■ Element placement data:
/---

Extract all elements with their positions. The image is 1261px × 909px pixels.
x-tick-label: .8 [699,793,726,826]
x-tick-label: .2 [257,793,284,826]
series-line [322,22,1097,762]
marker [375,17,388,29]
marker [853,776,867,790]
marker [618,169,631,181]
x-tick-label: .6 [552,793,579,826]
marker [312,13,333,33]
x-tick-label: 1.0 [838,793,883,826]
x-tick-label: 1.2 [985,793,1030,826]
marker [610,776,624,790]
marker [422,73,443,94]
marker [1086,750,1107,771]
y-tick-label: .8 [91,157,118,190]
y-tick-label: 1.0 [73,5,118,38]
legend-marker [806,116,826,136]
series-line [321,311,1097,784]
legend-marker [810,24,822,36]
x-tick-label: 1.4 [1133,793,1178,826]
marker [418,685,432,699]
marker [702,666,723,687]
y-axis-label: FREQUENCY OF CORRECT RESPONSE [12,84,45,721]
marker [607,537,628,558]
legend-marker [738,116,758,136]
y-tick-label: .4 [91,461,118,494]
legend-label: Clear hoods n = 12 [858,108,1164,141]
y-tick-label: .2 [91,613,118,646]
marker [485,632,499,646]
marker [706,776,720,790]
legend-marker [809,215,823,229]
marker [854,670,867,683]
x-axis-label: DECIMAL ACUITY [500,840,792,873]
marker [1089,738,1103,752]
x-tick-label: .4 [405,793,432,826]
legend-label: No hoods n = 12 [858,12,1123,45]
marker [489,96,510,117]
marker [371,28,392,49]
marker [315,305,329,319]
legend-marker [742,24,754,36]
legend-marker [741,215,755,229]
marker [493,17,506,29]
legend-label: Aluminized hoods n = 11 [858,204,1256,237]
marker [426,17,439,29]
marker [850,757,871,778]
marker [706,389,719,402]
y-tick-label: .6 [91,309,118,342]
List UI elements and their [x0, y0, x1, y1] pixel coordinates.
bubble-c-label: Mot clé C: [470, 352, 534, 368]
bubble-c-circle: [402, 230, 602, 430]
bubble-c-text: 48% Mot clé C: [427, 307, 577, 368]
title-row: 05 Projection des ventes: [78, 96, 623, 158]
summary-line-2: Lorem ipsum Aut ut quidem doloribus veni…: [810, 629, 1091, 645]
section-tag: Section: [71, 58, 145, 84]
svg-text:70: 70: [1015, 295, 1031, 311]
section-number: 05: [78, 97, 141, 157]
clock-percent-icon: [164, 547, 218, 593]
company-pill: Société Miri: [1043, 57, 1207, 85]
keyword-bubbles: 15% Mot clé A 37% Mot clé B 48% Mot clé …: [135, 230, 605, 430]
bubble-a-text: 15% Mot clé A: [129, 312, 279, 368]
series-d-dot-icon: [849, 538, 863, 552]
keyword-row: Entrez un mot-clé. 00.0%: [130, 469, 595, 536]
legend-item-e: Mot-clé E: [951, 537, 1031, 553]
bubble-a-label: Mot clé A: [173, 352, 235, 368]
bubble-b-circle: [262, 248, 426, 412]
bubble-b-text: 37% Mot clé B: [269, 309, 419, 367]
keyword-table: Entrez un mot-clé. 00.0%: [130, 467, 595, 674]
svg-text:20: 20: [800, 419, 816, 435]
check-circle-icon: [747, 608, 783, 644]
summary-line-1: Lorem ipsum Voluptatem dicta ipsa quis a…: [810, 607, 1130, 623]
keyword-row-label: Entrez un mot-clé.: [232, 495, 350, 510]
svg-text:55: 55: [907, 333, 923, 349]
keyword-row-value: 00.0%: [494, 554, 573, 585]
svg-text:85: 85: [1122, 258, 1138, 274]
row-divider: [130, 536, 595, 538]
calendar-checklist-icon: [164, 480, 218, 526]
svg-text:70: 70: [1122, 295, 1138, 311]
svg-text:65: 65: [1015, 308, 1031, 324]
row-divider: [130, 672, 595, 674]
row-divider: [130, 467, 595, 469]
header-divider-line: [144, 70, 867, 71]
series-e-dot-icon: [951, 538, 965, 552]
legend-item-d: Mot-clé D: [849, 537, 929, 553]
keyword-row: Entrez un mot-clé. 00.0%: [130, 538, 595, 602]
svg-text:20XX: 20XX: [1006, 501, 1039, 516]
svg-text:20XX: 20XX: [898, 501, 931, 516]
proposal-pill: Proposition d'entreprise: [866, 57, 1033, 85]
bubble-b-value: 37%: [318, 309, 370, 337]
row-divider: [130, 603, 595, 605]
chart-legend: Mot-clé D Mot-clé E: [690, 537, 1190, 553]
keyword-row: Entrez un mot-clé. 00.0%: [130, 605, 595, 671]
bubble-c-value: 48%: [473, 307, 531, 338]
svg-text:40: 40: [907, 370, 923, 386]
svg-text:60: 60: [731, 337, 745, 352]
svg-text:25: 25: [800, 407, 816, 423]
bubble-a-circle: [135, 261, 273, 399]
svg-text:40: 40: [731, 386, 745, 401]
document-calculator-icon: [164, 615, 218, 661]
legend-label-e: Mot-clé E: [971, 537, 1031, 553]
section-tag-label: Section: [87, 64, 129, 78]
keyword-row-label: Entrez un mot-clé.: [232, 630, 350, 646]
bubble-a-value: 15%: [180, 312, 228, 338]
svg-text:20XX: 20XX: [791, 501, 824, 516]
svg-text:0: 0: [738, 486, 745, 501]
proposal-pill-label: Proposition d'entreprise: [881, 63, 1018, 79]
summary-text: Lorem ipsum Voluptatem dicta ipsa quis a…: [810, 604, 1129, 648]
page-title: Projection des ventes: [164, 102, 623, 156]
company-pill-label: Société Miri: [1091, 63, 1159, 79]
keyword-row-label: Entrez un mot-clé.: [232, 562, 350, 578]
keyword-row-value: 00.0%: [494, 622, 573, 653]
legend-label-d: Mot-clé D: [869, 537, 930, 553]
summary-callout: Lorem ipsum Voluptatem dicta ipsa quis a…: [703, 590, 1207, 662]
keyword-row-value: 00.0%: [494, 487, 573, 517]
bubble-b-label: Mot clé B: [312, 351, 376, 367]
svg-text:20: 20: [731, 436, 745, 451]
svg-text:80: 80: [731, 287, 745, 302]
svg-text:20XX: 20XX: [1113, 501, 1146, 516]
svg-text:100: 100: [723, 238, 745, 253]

\---

■ The problem: Reproduce all of the entries above word for word, from the first line to the last.

■ Complete output:
Extract all elements with their positions. The image is 1261px × 909px pixels.
x-tick-label: .8 [699,793,726,826]
x-tick-label: .2 [257,793,284,826]
series-line [322,22,1097,762]
marker [375,17,388,29]
marker [853,776,867,790]
marker [618,169,631,181]
x-tick-label: .6 [552,793,579,826]
marker [312,13,333,33]
x-tick-label: 1.0 [838,793,883,826]
x-tick-label: 1.2 [985,793,1030,826]
marker [610,776,624,790]
marker [422,73,443,94]
marker [1086,750,1107,771]
y-tick-label: .8 [91,157,118,190]
y-tick-label: 1.0 [73,5,118,38]
legend-marker [806,116,826,136]
series-line [321,311,1097,784]
legend-marker [810,24,822,36]
x-tick-label: 1.4 [1133,793,1178,826]
marker [418,685,432,699]
marker [702,666,723,687]
y-axis-label: FREQUENCY OF CORRECT RESPONSE [12,84,45,721]
marker [607,537,628,558]
legend-marker [738,116,758,136]
y-tick-label: .4 [91,461,118,494]
legend-label: Clear hoods n = 12 [858,108,1164,141]
y-tick-label: .2 [91,613,118,646]
marker [485,632,499,646]
marker [706,776,720,790]
legend-marker [809,215,823,229]
marker [854,670,867,683]
x-axis-label: DECIMAL ACUITY [500,840,792,873]
marker [1089,738,1103,752]
x-tick-label: .4 [405,793,432,826]
legend-label: No hoods n = 12 [858,12,1123,45]
marker [489,96,510,117]
marker [371,28,392,49]
marker [315,305,329,319]
legend-marker [742,24,754,36]
legend-marker [741,215,755,229]
marker [493,17,506,29]
legend-label: Aluminized hoods n = 11 [858,204,1256,237]
marker [426,17,439,29]
marker [850,757,871,778]
marker [706,389,719,402]
y-tick-label: .6 [91,309,118,342]
List UI elements and their [x0, y0, x1, y1] pixel coordinates.
bubble-c-label: Mot clé C: [470, 352, 534, 368]
bubble-c-circle: [402, 230, 602, 430]
bubble-c-text: 48% Mot clé C: [427, 307, 577, 368]
title-row: 05 Projection des ventes: [78, 96, 623, 158]
summary-line-2: Lorem ipsum Aut ut quidem doloribus veni…: [810, 629, 1091, 645]
section-tag: Section: [71, 58, 145, 84]
svg-text:70: 70: [1015, 295, 1031, 311]
section-number: 05: [78, 97, 141, 157]
clock-percent-icon: [164, 547, 218, 593]
company-pill: Société Miri: [1043, 57, 1207, 85]
keyword-bubbles: 15% Mot clé A 37% Mot clé B 48% Mot clé …: [135, 230, 605, 430]
bubble-a-text: 15% Mot clé A: [129, 312, 279, 368]
series-d-dot-icon: [849, 538, 863, 552]
keyword-row: Entrez un mot-clé. 00.0%: [130, 469, 595, 536]
legend-item-e: Mot-clé E: [951, 537, 1031, 553]
bubble-a-label: Mot clé A: [173, 352, 235, 368]
bubble-b-circle: [262, 248, 426, 412]
bubble-b-text: 37% Mot clé B: [269, 309, 419, 367]
keyword-table: Entrez un mot-clé. 00.0%: [130, 467, 595, 674]
svg-text:20: 20: [800, 419, 816, 435]
check-circle-icon: [747, 608, 783, 644]
summary-line-1: Lorem ipsum Voluptatem dicta ipsa quis a…: [810, 607, 1130, 623]
keyword-row-label: Entrez un mot-clé.: [232, 495, 350, 510]
svg-text:55: 55: [907, 333, 923, 349]
keyword-row-value: 00.0%: [494, 554, 573, 585]
svg-text:85: 85: [1122, 258, 1138, 274]
row-divider: [130, 536, 595, 538]
calendar-checklist-icon: [164, 480, 218, 526]
svg-text:70: 70: [1122, 295, 1138, 311]
svg-text:65: 65: [1015, 308, 1031, 324]
row-divider: [130, 672, 595, 674]
row-divider: [130, 467, 595, 469]
header-divider-line: [144, 70, 867, 71]
series-e-dot-icon: [951, 538, 965, 552]
legend-item-d: Mot-clé D: [849, 537, 929, 553]
keyword-row: Entrez un mot-clé. 00.0%: [130, 538, 595, 602]
svg-text:20XX: 20XX: [1006, 501, 1039, 516]
svg-text:20XX: 20XX: [898, 501, 931, 516]
proposal-pill: Proposition d'entreprise: [866, 57, 1033, 85]
bubble-b-value: 37%: [318, 309, 370, 337]
row-divider: [130, 603, 595, 605]
chart-legend: Mot-clé D Mot-clé E: [690, 537, 1190, 553]
keyword-row: Entrez un mot-clé. 00.0%: [130, 605, 595, 671]
bubble-c-value: 48%: [473, 307, 531, 338]
svg-text:40: 40: [907, 370, 923, 386]
svg-text:60: 60: [731, 337, 745, 352]
svg-text:25: 25: [800, 407, 816, 423]
bubble-a-circle: [135, 261, 273, 399]
svg-text:40: 40: [731, 386, 745, 401]
document-calculator-icon: [164, 615, 218, 661]
legend-label-e: Mot-clé E: [971, 537, 1031, 553]
section-tag-label: Section: [87, 64, 129, 78]
keyword-row-label: Entrez un mot-clé.: [232, 630, 350, 646]
bubble-a-value: 15%: [180, 312, 228, 338]
svg-text:20XX: 20XX: [791, 501, 824, 516]
svg-text:0: 0: [738, 486, 745, 501]
proposal-pill-label: Proposition d'entreprise: [881, 63, 1018, 79]
summary-text: Lorem ipsum Voluptatem dicta ipsa quis a…: [810, 604, 1129, 648]
page-title: Projection des ventes: [164, 102, 623, 156]
company-pill-label: Société Miri: [1091, 63, 1159, 79]
keyword-row-label: Entrez un mot-clé.: [232, 562, 350, 578]
keyword-row-value: 00.0%: [494, 622, 573, 653]
legend-label-d: Mot-clé D: [869, 537, 930, 553]
summary-callout: Lorem ipsum Voluptatem dicta ipsa quis a…: [703, 590, 1207, 662]
keyword-row-value: 00.0%: [494, 487, 573, 517]
bubble-b-label: Mot clé B: [312, 351, 376, 367]
svg-text:20: 20: [731, 436, 745, 451]
svg-text:80: 80: [731, 287, 745, 302]
svg-text:20XX: 20XX: [1113, 501, 1146, 516]
svg-text:100: 100: [723, 238, 745, 253]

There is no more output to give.